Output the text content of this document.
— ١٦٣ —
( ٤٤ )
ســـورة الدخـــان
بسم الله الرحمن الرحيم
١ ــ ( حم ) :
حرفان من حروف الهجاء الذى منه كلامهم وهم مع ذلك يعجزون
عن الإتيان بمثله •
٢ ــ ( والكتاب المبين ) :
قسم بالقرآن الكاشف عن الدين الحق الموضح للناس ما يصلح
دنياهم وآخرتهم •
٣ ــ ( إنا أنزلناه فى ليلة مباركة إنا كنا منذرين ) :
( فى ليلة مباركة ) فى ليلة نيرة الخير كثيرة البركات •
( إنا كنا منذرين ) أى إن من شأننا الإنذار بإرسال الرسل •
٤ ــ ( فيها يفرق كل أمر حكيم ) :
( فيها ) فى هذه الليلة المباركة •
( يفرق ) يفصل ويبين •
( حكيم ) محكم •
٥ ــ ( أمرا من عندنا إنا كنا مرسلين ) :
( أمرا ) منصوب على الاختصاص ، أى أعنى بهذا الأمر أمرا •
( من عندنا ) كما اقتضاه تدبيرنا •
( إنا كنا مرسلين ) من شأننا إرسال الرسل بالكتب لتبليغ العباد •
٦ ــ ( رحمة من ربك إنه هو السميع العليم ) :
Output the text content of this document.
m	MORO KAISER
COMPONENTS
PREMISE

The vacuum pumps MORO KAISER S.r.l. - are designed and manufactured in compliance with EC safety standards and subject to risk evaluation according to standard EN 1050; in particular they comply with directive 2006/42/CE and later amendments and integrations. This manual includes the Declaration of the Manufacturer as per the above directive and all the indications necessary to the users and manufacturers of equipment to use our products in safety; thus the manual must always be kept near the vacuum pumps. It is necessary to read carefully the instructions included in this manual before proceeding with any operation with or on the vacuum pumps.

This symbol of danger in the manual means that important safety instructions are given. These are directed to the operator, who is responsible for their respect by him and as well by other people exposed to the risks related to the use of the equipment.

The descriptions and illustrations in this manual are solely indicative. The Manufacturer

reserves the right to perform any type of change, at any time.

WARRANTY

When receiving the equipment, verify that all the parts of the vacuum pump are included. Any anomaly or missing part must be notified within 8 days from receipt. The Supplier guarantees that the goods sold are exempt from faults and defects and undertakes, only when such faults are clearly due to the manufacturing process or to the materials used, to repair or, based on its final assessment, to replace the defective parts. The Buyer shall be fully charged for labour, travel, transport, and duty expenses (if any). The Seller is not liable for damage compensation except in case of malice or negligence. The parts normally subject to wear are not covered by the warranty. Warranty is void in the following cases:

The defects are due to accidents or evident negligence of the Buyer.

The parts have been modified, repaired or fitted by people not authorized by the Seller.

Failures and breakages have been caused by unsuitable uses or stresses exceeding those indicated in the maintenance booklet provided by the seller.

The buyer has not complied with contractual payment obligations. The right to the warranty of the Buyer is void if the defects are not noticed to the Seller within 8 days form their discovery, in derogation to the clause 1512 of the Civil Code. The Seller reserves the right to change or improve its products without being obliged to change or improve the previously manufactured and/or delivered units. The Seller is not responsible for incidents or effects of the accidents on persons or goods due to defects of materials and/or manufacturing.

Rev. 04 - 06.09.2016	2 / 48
■ ■ ■ ■ ■
AIM:
Copy all of the data. Keep every word exactly as it is.

OUTPUT FOR THIS EXERCISE:
Output the text content of this document.
— ١٦٣ —
( ٤٤ )
ســـورة الدخـــان
بسم الله الرحمن الرحيم
١ ــ ( حم ) :
حرفان من حروف الهجاء الذى منه كلامهم وهم مع ذلك يعجزون
عن الإتيان بمثله •
٢ ــ ( والكتاب المبين ) :
قسم بالقرآن الكاشف عن الدين الحق الموضح للناس ما يصلح
دنياهم وآخرتهم •
٣ ــ ( إنا أنزلناه فى ليلة مباركة إنا كنا منذرين ) :
( فى ليلة مباركة ) فى ليلة نيرة الخير كثيرة البركات •
( إنا كنا منذرين ) أى إن من شأننا الإنذار بإرسال الرسل •
٤ ــ ( فيها يفرق كل أمر حكيم ) :
( فيها ) فى هذه الليلة المباركة •
( يفرق ) يفصل ويبين •
( حكيم ) محكم •
٥ ــ ( أمرا من عندنا إنا كنا مرسلين ) :
( أمرا ) منصوب على الاختصاص ، أى أعنى بهذا الأمر أمرا •
( من عندنا ) كما اقتضاه تدبيرنا •
( إنا كنا مرسلين ) من شأننا إرسال الرسل بالكتب لتبليغ العباد •
٦ ــ ( رحمة من ربك إنه هو السميع العليم ) :
Output the text content of this document.
m	MORO KAISER
COMPONENTS
PREMISE

The vacuum pumps MORO KAISER S.r.l. - are designed and manufactured in compliance with EC safety standards and subject to risk evaluation according to standard EN 1050; in particular they comply with directive 2006/42/CE and later amendments and integrations. This manual includes the Declaration of the Manufacturer as per the above directive and all the indications necessary to the users and manufacturers of equipment to use our products in safety; thus the manual must always be kept near the vacuum pumps. It is necessary to read carefully the instructions included in this manual before proceeding with any operation with or on the vacuum pumps.

This symbol of danger in the manual means that important safety instructions are given. These are directed to the operator, who is responsible for their respect by him and as well by other people exposed to the risks related to the use of the equipment.

The descriptions and illustrations in this manual are solely indicative. The Manufacturer

reserves the right to perform any type of change, at any time.

WARRANTY

When receiving the equipment, verify that all the parts of the vacuum pump are included. Any anomaly or missing part must be notified within 8 days from receipt. The Supplier guarantees that the goods sold are exempt from faults and defects and undertakes, only when such faults are clearly due to the manufacturing process or to the materials used, to repair or, based on its final assessment, to replace the defective parts. The Buyer shall be fully charged for labour, travel, transport, and duty expenses (if any). The Seller is not liable for damage compensation except in case of malice or negligence. The parts normally subject to wear are not covered by the warranty. Warranty is void in the following cases:

The defects are due to accidents or evident negligence of the Buyer.

The parts have been modified, repaired or fitted by people not authorized by the Seller.

Failures and breakages have been caused by unsuitable uses or stresses exceeding those indicated in the maintenance booklet provided by the seller.

The buyer has not complied with contractual payment obligations. The right to the warranty of the Buyer is void if the defects are not noticed to the Seller within 8 days form their discovery, in derogation to the clause 1512 of the Civil Code. The Seller reserves the right to change or improve its products without being obliged to change or improve the previously manufactured and/or delivered units. The Seller is not responsible for incidents or effects of the accidents on persons or goods due to defects of materials and/or manufacturing.

Rev. 04 - 06.09.2016	2 / 48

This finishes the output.